Goal -> Copy the lines verbatim, from the line with "share-button[interactable]: Share [596,256,752,298]" up to and including the line with "comment-composer: Add a".

Source material ->

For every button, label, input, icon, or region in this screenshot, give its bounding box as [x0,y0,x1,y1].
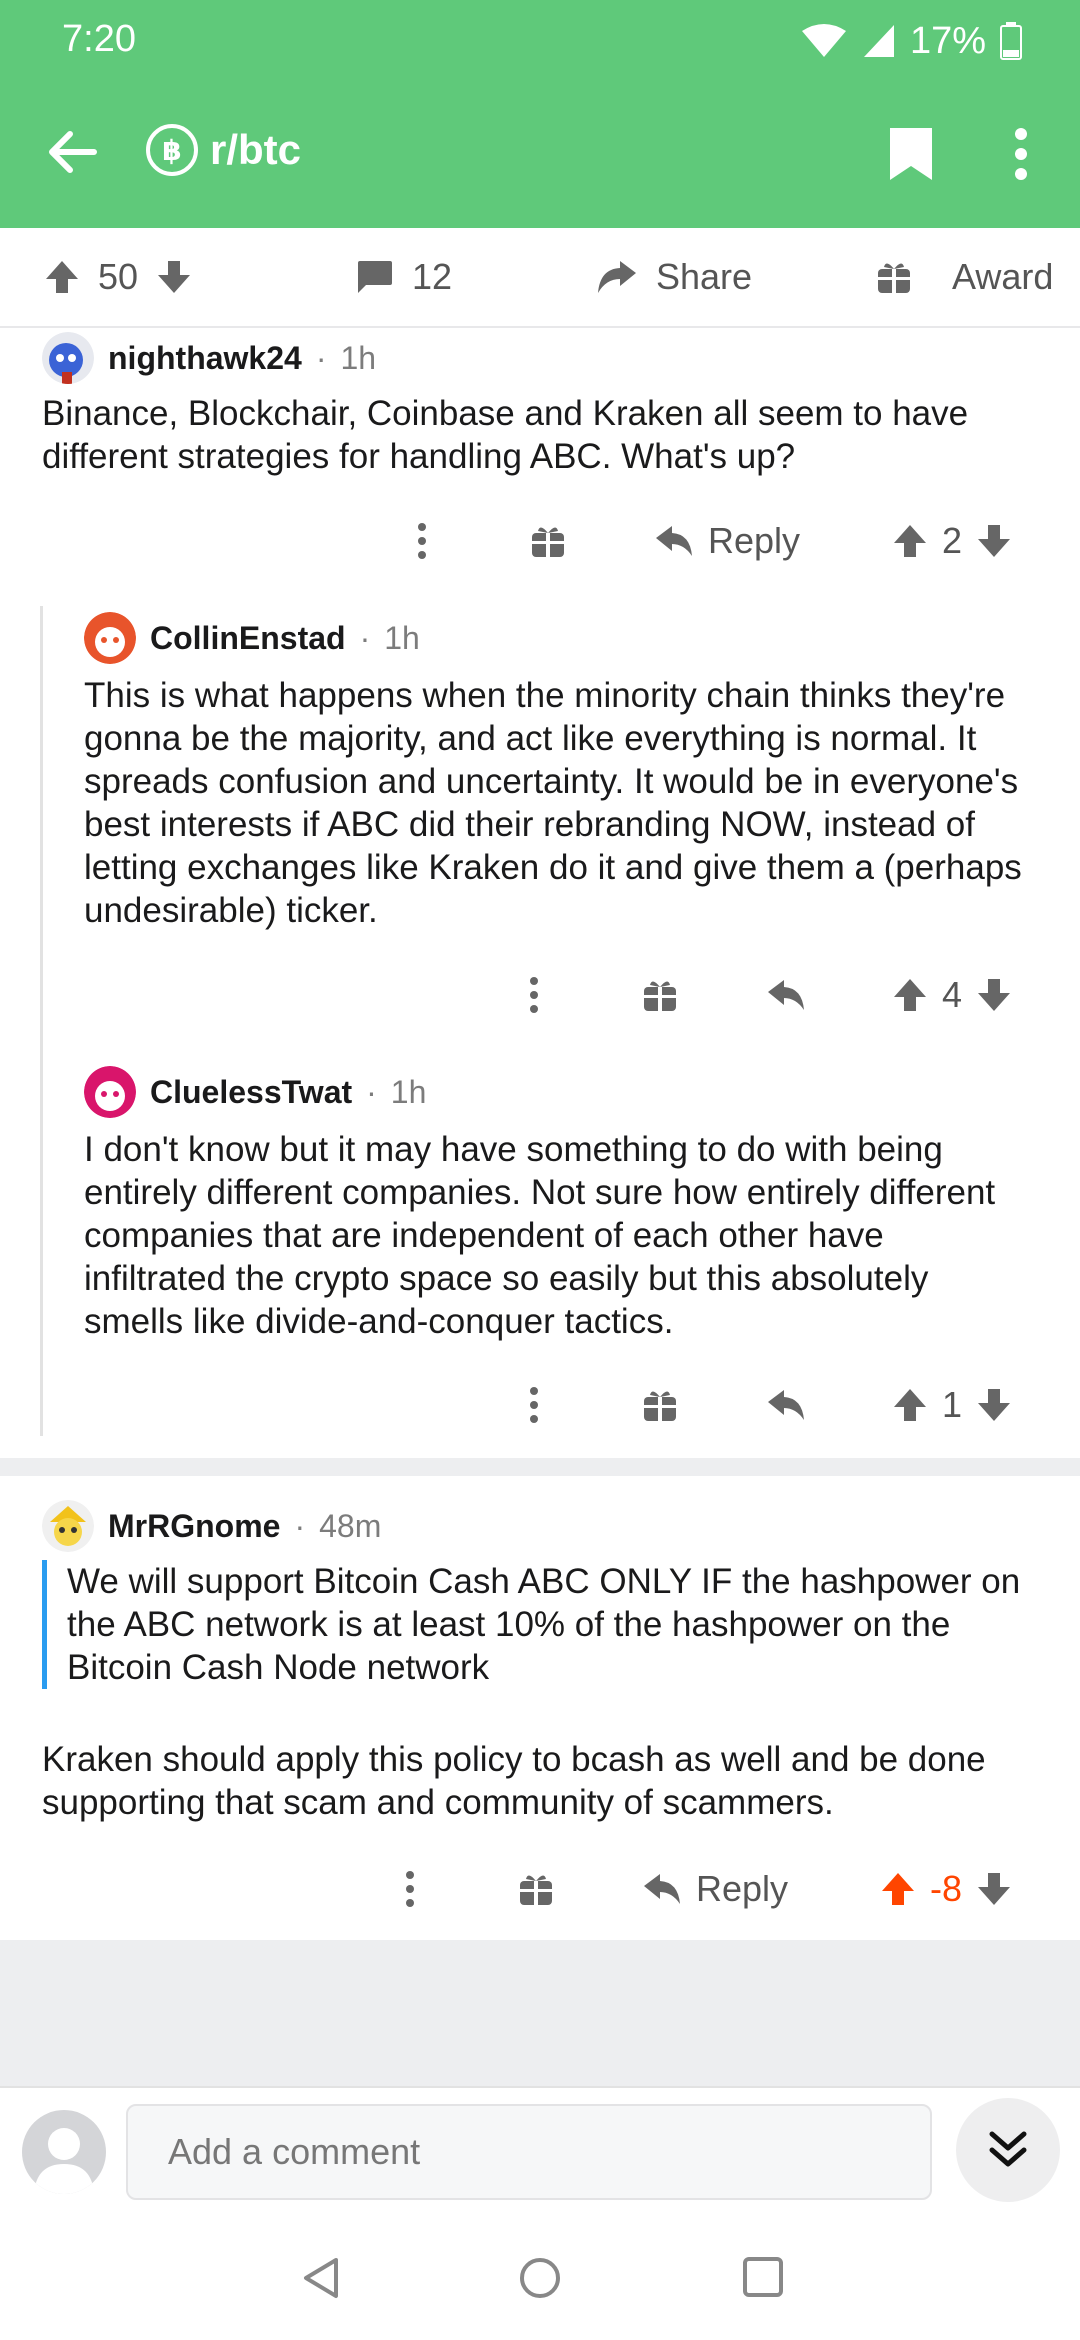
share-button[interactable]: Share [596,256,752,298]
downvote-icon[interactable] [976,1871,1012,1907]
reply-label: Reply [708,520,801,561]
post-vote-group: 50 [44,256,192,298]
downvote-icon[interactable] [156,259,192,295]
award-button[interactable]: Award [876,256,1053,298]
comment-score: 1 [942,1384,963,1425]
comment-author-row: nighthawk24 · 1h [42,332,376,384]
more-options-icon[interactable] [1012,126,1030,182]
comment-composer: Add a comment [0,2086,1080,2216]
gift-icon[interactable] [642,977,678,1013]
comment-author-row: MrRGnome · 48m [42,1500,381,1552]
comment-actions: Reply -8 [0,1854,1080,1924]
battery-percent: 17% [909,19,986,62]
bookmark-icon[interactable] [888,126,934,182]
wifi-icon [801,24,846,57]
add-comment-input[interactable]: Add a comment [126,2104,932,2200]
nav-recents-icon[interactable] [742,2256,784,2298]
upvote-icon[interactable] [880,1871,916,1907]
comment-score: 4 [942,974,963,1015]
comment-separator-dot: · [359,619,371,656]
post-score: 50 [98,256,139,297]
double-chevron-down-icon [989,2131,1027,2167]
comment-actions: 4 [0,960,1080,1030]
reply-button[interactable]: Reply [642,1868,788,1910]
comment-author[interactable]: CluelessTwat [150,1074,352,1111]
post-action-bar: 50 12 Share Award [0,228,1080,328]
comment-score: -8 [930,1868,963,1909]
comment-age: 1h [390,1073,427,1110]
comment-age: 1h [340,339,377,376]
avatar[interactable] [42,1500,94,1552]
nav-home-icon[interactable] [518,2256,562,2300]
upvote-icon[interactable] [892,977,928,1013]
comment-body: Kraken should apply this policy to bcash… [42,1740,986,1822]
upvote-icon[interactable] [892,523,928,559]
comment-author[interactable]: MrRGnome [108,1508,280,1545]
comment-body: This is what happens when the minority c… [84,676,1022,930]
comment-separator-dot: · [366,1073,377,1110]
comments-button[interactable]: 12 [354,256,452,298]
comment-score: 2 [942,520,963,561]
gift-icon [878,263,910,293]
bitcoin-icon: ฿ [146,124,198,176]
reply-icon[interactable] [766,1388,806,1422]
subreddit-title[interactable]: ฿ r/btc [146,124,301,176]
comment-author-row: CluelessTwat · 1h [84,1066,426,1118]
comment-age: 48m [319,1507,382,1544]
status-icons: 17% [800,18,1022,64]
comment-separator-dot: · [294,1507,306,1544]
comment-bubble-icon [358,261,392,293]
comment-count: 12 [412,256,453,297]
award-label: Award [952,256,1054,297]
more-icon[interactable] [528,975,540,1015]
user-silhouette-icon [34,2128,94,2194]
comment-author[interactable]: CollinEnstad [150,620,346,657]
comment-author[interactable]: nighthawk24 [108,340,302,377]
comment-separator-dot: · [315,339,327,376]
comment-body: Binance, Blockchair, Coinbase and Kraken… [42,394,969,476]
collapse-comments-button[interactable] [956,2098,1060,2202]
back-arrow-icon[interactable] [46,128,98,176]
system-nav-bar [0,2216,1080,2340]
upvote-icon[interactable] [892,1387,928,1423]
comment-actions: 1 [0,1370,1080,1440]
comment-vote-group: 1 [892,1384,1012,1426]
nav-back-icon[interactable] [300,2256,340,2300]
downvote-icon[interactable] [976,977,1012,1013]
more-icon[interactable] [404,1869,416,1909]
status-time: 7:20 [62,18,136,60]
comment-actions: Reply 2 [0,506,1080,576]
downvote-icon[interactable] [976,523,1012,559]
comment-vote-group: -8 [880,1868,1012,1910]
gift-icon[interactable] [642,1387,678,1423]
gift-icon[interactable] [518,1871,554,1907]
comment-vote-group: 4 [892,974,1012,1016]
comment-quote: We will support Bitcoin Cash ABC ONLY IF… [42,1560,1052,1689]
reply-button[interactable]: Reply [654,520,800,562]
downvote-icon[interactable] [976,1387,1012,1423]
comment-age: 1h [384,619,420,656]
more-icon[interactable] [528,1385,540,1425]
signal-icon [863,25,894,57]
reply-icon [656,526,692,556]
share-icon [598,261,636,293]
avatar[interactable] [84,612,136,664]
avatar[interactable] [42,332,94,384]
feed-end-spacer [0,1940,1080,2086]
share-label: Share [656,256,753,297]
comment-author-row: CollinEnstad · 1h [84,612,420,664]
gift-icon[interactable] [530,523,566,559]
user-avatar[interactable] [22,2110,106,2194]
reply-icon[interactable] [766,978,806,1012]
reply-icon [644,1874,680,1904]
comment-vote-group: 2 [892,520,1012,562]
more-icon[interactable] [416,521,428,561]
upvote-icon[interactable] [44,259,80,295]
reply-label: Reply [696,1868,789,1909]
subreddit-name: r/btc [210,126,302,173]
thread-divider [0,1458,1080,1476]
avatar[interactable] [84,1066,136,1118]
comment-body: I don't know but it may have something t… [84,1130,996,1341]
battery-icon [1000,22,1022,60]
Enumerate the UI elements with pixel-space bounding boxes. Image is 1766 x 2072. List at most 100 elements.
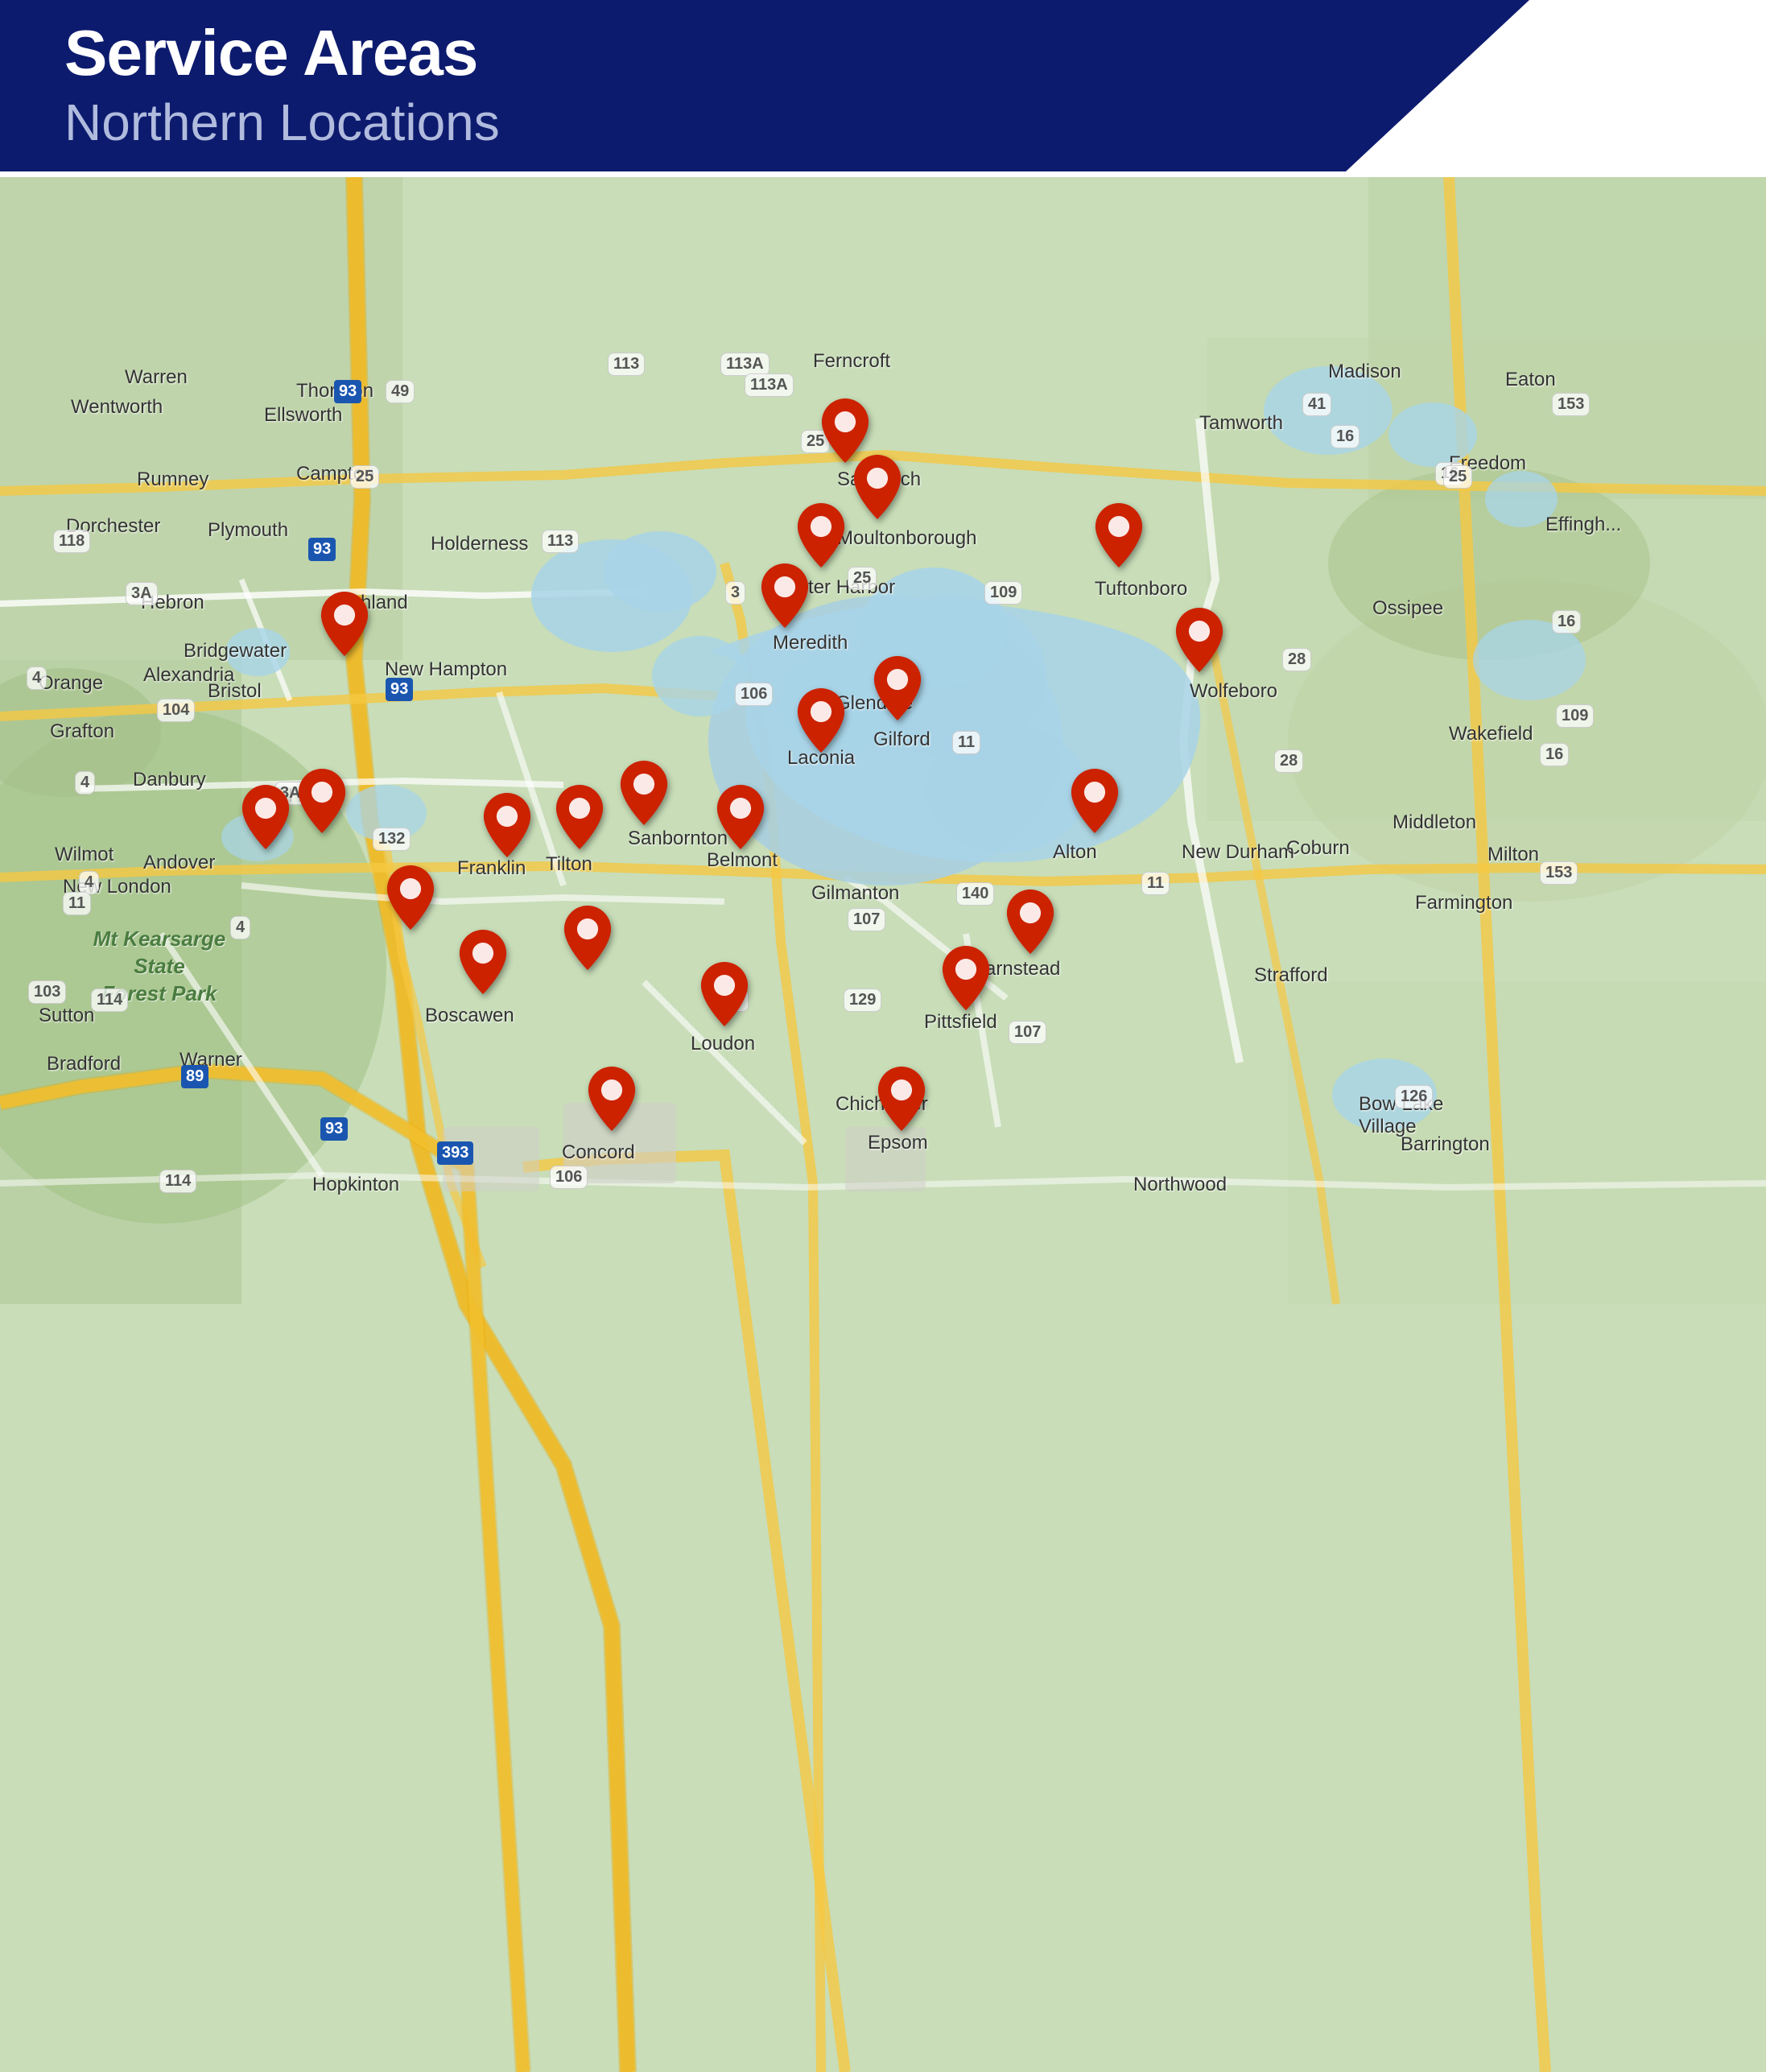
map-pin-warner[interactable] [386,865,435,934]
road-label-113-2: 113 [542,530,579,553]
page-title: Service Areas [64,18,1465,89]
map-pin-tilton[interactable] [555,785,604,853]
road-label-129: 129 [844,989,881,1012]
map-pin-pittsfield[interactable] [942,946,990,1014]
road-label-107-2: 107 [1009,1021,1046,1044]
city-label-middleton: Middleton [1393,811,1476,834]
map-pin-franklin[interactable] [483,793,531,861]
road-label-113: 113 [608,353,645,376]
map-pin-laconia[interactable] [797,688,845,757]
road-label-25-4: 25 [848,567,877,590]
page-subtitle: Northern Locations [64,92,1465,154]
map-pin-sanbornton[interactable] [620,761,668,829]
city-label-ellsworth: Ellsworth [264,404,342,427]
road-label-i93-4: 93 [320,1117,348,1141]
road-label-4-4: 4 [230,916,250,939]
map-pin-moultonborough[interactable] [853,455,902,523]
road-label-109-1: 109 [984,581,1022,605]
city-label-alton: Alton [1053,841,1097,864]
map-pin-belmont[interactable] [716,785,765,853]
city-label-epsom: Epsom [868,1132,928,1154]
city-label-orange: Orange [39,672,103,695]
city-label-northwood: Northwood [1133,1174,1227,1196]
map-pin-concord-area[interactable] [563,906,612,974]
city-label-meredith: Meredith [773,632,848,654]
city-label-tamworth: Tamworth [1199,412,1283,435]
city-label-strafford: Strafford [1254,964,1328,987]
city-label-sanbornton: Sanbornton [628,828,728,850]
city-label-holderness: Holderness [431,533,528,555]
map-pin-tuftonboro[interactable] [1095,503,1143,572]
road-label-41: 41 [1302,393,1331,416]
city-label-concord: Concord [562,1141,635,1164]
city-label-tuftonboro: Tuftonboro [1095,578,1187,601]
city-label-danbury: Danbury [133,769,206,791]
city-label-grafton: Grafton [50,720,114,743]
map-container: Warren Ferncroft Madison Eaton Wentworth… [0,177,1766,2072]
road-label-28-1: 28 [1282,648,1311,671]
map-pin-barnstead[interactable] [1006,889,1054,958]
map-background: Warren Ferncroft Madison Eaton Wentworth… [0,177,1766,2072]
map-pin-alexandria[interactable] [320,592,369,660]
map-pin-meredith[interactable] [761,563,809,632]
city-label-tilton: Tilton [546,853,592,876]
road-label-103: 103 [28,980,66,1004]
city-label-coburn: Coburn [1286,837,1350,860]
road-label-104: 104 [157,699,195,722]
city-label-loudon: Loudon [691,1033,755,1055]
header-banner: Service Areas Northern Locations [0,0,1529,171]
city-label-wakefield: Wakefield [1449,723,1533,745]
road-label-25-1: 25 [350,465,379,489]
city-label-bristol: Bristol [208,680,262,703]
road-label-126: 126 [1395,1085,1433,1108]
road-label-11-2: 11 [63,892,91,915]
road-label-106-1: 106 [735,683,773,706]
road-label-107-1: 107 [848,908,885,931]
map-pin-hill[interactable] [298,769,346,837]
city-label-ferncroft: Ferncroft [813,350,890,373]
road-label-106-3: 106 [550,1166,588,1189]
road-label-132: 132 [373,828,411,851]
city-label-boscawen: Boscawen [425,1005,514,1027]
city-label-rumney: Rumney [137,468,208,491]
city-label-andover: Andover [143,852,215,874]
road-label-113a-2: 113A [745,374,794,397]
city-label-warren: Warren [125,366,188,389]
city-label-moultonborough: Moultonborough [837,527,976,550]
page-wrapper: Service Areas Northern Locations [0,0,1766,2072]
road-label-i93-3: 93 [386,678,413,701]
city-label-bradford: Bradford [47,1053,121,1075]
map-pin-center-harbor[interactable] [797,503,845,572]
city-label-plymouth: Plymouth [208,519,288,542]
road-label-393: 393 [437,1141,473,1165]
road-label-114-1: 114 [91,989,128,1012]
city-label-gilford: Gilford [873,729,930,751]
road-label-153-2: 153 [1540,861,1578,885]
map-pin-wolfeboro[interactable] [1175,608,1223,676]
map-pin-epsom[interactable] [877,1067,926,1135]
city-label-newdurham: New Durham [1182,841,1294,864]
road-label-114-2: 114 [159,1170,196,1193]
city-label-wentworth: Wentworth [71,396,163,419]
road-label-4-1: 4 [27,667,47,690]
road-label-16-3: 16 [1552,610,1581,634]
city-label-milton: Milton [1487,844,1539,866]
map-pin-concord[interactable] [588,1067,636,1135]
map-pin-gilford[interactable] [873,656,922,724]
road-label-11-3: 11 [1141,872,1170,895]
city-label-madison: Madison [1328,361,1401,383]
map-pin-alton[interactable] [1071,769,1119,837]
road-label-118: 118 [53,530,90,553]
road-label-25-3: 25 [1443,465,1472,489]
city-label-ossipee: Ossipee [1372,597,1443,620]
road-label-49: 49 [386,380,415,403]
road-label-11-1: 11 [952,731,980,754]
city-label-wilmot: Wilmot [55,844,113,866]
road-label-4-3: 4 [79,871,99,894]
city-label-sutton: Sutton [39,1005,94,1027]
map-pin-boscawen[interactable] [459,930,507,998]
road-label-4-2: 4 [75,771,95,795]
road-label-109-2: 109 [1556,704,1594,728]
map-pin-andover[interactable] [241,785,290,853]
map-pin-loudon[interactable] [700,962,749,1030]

Written solution ->
share-button[interactable]: Share [596,256,752,298]
downvote-icon[interactable] [976,1871,1012,1907]
reply-label: Reply [708,520,801,561]
post-vote-group: 50 [44,256,192,298]
downvote-icon[interactable] [156,259,192,295]
award-button[interactable]: Award [876,256,1053,298]
comment-score: 1 [942,1384,963,1425]
comment-author-row: nighthawk24 · 1h [42,332,376,384]
more-options-icon[interactable] [1012,126,1030,182]
comment-composer: Add a comment [0,2086,1080,2216]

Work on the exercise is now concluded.